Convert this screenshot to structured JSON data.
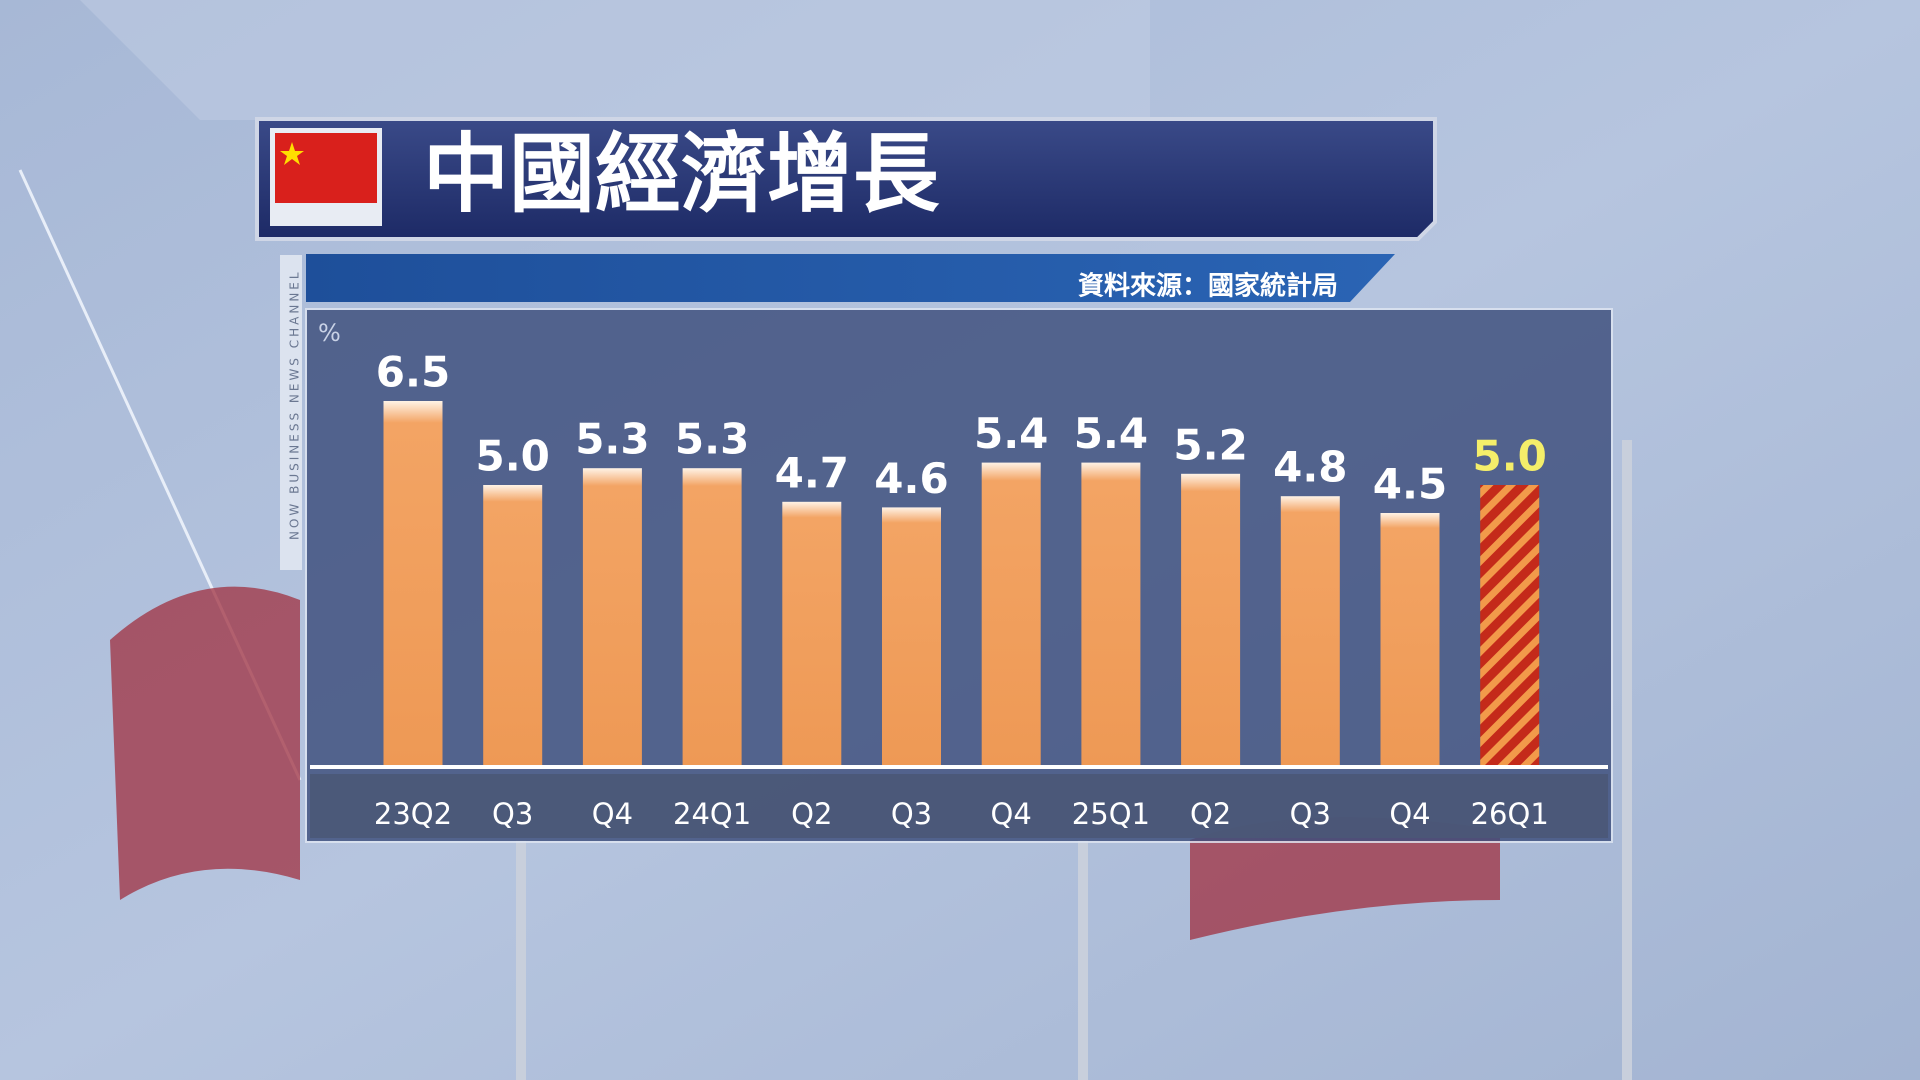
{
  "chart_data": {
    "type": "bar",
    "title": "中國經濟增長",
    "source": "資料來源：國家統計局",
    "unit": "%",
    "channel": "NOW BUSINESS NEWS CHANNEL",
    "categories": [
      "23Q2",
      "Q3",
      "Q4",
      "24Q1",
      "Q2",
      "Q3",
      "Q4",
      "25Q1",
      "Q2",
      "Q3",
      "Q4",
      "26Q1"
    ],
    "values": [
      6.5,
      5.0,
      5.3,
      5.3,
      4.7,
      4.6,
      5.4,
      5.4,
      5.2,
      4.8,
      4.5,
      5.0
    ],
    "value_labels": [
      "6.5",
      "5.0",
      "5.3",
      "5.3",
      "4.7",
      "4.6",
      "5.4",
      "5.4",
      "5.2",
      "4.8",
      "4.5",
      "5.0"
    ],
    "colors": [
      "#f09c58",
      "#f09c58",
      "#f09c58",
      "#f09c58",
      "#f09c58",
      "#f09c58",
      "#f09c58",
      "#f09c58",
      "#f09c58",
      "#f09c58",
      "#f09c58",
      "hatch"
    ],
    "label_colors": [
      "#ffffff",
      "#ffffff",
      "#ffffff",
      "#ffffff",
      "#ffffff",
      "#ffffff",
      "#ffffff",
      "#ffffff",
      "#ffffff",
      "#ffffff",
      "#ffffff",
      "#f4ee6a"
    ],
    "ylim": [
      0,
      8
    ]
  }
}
--
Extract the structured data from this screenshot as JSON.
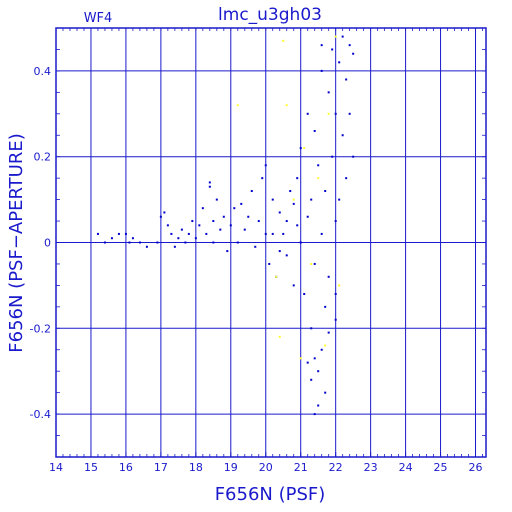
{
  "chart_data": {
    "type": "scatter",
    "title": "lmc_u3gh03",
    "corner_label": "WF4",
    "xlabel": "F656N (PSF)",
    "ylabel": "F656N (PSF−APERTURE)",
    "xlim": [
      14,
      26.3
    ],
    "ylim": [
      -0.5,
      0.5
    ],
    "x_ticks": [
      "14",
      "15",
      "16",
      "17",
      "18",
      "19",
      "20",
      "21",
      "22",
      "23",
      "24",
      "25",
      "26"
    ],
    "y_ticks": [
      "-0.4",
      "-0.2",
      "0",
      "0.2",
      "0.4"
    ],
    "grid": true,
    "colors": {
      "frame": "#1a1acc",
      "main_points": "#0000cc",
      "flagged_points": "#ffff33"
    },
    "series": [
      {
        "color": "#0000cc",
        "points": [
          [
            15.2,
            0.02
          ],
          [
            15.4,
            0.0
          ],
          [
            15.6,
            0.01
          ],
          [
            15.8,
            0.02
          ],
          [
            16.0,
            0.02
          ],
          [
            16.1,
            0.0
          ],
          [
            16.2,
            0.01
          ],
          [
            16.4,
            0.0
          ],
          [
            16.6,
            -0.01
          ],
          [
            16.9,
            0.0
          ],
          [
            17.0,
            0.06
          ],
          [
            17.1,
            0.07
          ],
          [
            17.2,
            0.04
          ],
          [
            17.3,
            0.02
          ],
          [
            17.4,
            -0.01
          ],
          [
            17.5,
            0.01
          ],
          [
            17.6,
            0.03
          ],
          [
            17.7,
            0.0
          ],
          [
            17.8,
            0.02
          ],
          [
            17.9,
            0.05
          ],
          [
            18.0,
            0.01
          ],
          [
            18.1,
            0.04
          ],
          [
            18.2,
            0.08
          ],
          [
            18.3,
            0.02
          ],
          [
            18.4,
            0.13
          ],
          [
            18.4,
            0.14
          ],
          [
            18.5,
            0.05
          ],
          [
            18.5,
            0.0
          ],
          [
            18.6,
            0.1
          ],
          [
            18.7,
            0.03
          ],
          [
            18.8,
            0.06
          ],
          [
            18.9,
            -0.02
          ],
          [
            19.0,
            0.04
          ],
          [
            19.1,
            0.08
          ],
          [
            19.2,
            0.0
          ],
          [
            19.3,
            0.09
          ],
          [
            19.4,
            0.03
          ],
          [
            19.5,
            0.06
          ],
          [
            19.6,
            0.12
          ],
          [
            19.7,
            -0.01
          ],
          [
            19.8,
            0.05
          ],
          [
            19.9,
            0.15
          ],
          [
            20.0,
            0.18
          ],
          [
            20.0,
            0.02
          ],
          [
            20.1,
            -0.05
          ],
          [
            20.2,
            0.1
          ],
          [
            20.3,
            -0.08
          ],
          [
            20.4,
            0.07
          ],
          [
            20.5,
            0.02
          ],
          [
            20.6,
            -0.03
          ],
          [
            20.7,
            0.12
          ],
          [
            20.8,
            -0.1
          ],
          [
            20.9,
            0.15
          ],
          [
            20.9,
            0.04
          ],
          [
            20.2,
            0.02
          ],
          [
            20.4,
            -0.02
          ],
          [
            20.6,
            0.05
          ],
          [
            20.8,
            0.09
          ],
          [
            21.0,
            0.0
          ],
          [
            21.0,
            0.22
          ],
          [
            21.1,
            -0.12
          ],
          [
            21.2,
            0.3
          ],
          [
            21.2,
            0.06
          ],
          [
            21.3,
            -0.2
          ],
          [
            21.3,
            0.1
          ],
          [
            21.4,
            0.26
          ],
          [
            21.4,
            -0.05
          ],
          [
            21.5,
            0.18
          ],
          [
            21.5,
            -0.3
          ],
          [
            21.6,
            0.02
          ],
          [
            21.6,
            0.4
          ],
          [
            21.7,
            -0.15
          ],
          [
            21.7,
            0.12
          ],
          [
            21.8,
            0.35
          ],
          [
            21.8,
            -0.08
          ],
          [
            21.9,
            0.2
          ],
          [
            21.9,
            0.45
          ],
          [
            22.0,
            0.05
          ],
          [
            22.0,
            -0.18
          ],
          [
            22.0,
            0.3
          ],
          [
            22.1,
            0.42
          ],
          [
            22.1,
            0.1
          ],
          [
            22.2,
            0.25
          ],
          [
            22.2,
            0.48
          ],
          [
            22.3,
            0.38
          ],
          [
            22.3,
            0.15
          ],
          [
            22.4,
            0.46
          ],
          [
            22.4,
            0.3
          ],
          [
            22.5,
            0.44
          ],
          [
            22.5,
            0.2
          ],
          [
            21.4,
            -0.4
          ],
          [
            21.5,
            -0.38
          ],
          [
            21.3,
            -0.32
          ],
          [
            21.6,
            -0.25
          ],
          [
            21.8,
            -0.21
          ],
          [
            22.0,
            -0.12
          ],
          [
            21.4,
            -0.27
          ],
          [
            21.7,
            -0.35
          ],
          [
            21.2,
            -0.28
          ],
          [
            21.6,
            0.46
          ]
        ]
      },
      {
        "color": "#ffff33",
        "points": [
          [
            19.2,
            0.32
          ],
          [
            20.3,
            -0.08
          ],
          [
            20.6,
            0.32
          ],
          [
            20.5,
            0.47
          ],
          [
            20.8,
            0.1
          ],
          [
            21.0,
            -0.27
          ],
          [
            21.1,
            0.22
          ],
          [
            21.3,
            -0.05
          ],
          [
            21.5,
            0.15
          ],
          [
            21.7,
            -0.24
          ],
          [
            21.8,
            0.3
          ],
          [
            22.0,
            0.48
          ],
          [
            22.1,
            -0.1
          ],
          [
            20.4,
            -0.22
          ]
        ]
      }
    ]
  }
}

> **AIM OF THE EXERCISE**
Find every line in the records above that contains the word "JSON", and copy each one.

> **THE COMPLETED TASK**
Convert this screenshot to structured JSON data.
Extract the structured data from this screenshot as JSON.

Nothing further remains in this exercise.